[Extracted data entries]
+===+

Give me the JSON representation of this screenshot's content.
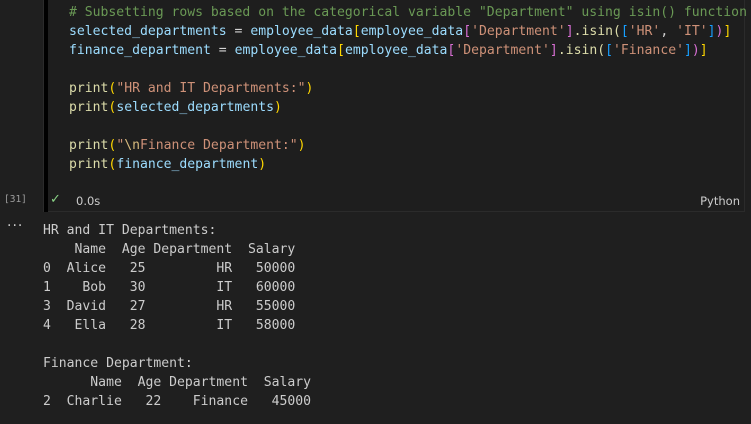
{
  "cell": {
    "execution_count": "[31]",
    "status_time": "0.0s",
    "language": "Python",
    "code": {
      "l1_comment": "# Subsetting rows based on the categorical variable \"Department\" using isin() function",
      "l2_var": "selected_departments",
      "l2_eq": " = ",
      "l2_obj": "employee_data",
      "l2_obj2": "employee_data",
      "l2_key": "'Department'",
      "l2_method": ".isin(",
      "l2_v1": "'HR'",
      "l2_sep": ", ",
      "l2_v2": "'IT'",
      "l3_var": "finance_department",
      "l3_eq": " = ",
      "l3_obj": "employee_data",
      "l3_obj2": "employee_data",
      "l3_key": "'Department'",
      "l3_method": ".isin(",
      "l3_v1": "'Finance'",
      "l5_fn": "print",
      "l5_str": "\"HR and IT Departments:\"",
      "l6_fn": "print",
      "l6_arg": "selected_departments",
      "l8_fn": "print",
      "l8_str_a": "\"",
      "l8_esc": "\\n",
      "l8_str_b": "Finance Department:\"",
      "l9_fn": "print",
      "l9_arg": "finance_department"
    }
  },
  "output": {
    "lines": [
      "HR and IT Departments:",
      "    Name  Age Department  Salary",
      "0  Alice   25         HR   50000",
      "1    Bob   30         IT   60000",
      "3  David   27         HR   55000",
      "4   Ella   28         IT   58000",
      "",
      "Finance Department:",
      "      Name  Age Department  Salary",
      "2  Charlie   22    Finance   45000"
    ]
  },
  "icons": {
    "check": "✓",
    "more": "···"
  }
}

+===+

How many lines in the listing above contain "Name"? Answer with the number alone.

Exercise response — 2